──────── Extracted records
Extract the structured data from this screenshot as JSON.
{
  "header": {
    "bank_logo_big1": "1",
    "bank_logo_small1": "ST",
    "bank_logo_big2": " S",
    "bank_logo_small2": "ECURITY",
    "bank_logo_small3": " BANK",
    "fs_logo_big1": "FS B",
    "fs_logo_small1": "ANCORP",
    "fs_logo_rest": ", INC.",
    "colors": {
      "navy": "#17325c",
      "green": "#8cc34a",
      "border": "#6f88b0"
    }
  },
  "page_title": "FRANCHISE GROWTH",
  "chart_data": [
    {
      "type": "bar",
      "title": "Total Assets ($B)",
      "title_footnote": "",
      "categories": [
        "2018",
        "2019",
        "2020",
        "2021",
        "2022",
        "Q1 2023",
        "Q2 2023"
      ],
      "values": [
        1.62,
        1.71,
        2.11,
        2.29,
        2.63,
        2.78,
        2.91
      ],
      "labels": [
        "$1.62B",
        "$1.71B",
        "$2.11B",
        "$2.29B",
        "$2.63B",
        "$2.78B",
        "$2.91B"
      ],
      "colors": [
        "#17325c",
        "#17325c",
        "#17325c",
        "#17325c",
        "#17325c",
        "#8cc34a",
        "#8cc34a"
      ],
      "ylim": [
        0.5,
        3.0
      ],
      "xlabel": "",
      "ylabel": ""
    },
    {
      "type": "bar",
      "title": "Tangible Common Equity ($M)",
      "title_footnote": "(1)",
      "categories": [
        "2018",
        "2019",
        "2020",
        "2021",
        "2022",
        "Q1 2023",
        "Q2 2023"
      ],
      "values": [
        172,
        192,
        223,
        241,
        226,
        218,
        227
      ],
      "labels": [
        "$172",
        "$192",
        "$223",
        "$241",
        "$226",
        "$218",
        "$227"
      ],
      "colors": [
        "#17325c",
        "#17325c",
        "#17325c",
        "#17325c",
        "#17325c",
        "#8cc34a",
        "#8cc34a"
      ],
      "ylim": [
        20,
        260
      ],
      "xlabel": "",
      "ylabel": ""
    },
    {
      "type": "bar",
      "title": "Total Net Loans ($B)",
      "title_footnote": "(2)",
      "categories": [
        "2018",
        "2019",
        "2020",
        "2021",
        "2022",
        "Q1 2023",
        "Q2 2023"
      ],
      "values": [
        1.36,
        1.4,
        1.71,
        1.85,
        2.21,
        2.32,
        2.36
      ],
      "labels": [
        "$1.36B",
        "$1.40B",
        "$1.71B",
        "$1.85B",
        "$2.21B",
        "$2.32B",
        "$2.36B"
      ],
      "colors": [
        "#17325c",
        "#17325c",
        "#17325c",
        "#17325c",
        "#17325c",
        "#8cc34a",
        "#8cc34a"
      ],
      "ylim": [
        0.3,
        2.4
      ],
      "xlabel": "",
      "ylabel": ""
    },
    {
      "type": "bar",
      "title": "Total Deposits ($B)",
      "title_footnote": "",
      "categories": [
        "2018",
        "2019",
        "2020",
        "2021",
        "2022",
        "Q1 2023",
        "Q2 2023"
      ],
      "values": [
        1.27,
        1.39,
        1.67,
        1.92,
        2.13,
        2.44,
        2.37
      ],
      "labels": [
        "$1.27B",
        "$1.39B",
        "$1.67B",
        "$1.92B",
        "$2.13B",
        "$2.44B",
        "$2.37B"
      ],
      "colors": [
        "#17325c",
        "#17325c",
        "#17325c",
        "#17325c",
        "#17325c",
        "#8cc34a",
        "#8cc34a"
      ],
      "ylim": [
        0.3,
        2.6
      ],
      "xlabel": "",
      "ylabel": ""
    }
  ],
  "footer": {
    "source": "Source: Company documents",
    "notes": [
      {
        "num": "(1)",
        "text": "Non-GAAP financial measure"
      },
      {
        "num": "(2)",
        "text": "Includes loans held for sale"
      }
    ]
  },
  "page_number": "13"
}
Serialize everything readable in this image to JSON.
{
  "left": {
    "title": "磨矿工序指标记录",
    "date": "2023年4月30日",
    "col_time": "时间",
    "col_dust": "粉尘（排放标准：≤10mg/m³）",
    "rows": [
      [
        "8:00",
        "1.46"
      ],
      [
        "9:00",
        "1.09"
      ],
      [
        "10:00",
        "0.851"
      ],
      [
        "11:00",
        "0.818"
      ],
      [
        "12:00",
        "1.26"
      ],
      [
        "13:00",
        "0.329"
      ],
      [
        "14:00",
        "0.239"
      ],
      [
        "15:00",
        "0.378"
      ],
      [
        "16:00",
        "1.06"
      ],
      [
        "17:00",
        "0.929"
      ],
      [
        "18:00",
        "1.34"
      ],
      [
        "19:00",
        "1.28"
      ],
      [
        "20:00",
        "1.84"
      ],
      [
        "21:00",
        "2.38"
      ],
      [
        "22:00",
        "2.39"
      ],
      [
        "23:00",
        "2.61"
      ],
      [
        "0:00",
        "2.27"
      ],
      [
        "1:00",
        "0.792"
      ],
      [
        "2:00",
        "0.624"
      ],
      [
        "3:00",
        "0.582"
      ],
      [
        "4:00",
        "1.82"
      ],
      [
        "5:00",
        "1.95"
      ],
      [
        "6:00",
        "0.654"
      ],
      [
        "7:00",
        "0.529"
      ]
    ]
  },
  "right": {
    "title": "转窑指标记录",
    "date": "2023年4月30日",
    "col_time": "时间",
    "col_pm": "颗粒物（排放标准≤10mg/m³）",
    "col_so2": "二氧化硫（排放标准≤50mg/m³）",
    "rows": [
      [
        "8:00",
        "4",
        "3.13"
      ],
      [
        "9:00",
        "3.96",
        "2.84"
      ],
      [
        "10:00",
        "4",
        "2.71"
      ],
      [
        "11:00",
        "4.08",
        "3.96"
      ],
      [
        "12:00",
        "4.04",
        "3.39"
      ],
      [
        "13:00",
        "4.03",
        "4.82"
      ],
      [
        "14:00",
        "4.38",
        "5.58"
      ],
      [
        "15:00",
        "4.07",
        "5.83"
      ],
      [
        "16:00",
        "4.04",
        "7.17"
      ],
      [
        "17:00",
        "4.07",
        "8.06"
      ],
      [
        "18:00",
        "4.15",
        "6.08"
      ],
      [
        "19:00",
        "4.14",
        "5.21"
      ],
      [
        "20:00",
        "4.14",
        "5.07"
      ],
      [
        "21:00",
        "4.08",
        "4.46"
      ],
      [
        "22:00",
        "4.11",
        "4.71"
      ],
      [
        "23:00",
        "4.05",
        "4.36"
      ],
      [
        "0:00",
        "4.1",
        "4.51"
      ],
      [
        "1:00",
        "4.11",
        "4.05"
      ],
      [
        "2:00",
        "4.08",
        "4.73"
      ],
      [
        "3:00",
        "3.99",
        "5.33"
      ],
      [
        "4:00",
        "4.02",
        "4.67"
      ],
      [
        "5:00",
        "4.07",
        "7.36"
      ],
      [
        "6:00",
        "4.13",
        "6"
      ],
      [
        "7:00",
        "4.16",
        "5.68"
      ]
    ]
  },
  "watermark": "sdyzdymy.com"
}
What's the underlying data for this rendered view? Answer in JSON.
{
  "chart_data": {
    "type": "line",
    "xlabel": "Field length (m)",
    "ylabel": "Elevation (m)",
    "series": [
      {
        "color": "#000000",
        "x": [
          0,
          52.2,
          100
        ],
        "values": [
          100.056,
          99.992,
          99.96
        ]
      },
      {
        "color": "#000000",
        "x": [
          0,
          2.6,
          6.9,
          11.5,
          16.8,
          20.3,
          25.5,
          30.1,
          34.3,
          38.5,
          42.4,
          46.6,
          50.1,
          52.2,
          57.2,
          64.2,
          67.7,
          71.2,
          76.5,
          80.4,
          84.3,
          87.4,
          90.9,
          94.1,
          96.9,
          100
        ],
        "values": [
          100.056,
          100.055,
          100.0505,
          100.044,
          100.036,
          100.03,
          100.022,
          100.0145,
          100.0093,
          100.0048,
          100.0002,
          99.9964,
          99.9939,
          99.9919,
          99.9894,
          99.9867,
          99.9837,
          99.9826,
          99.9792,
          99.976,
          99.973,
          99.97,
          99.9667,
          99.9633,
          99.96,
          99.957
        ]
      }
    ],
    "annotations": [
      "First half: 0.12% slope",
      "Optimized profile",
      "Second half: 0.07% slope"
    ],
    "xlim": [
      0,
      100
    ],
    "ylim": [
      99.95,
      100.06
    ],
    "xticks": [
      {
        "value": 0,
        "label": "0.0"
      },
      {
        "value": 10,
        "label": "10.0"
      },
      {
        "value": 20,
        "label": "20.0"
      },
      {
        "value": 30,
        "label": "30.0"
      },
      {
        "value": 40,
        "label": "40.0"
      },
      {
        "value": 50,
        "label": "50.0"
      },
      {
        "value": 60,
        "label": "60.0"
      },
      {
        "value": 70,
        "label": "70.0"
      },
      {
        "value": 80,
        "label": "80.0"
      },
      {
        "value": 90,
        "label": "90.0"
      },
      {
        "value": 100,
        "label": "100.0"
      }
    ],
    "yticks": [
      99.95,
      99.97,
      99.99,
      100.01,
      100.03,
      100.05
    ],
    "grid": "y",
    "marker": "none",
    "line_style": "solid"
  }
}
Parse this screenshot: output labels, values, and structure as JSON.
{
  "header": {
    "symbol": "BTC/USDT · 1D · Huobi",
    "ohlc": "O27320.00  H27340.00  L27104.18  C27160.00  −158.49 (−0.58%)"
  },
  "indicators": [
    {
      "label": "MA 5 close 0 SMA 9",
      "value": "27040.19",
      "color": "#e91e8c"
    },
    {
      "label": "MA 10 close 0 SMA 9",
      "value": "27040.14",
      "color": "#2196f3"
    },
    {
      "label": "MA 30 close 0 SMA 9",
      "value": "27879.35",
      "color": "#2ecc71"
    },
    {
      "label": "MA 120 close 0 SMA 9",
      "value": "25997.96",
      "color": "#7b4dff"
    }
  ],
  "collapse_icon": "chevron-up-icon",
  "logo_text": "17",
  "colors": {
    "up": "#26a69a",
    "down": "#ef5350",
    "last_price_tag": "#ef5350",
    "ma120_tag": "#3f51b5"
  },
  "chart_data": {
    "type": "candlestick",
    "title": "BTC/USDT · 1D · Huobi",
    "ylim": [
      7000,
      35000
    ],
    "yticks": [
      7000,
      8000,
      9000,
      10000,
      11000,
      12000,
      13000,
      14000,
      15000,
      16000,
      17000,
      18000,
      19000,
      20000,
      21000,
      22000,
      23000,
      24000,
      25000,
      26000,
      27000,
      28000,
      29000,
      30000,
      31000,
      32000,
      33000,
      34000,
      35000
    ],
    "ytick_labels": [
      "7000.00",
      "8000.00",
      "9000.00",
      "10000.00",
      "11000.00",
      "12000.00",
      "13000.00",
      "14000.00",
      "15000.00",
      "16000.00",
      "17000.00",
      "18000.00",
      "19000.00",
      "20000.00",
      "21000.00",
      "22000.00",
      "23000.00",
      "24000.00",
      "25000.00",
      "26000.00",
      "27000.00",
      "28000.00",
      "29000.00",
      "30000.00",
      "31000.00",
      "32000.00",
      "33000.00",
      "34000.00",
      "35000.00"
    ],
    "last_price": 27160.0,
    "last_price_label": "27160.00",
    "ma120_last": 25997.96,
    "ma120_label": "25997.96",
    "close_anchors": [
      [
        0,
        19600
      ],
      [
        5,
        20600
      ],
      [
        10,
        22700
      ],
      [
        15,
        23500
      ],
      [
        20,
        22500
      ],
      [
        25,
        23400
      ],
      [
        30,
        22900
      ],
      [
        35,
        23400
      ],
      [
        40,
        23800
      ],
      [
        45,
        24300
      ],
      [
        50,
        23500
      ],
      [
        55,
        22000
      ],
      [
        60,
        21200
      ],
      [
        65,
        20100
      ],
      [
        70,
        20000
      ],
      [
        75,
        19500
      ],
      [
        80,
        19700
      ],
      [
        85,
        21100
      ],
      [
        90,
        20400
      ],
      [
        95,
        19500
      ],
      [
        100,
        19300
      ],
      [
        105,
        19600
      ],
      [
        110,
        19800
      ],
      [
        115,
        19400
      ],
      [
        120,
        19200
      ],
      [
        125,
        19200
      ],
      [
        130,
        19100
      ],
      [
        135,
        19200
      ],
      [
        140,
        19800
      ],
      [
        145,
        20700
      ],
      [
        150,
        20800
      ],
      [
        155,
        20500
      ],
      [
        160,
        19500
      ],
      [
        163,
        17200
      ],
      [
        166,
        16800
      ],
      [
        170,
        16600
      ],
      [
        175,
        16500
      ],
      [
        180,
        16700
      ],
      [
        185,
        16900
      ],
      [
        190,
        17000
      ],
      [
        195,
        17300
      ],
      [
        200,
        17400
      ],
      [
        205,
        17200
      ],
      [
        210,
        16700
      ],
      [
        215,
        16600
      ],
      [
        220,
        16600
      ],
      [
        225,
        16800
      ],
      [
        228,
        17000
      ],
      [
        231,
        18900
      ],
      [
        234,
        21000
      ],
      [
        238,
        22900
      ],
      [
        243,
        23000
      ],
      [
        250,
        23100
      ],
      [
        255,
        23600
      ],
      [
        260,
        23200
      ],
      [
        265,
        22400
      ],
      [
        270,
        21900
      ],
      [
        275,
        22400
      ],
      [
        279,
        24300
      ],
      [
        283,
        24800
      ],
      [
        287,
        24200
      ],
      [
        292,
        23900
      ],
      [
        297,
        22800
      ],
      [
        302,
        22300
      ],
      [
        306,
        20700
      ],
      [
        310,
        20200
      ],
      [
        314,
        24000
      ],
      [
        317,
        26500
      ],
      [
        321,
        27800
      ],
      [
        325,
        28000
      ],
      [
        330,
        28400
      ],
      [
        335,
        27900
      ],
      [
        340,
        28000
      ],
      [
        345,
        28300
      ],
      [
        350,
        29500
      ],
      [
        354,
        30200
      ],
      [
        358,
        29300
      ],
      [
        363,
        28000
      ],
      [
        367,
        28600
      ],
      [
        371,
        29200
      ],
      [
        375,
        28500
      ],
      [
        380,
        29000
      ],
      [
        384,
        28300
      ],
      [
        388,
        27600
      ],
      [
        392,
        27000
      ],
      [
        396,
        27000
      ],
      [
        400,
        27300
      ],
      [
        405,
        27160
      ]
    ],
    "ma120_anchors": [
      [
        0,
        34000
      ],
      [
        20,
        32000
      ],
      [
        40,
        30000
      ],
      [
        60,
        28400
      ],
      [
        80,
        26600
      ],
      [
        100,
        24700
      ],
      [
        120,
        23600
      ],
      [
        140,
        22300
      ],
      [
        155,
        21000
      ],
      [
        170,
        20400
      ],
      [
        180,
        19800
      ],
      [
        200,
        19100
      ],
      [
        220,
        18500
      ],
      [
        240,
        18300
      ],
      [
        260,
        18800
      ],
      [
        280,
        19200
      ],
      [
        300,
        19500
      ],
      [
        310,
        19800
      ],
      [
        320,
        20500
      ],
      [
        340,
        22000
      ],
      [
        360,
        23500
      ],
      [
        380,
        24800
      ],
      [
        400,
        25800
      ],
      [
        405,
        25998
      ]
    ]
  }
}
────────────────
**Aim**
Report all lines of the material that contain the word "screenshot".

**Result**
Extract the structured data from this screenshot as JSON.
Parse this screenshot: output labels, values, and structure as JSON.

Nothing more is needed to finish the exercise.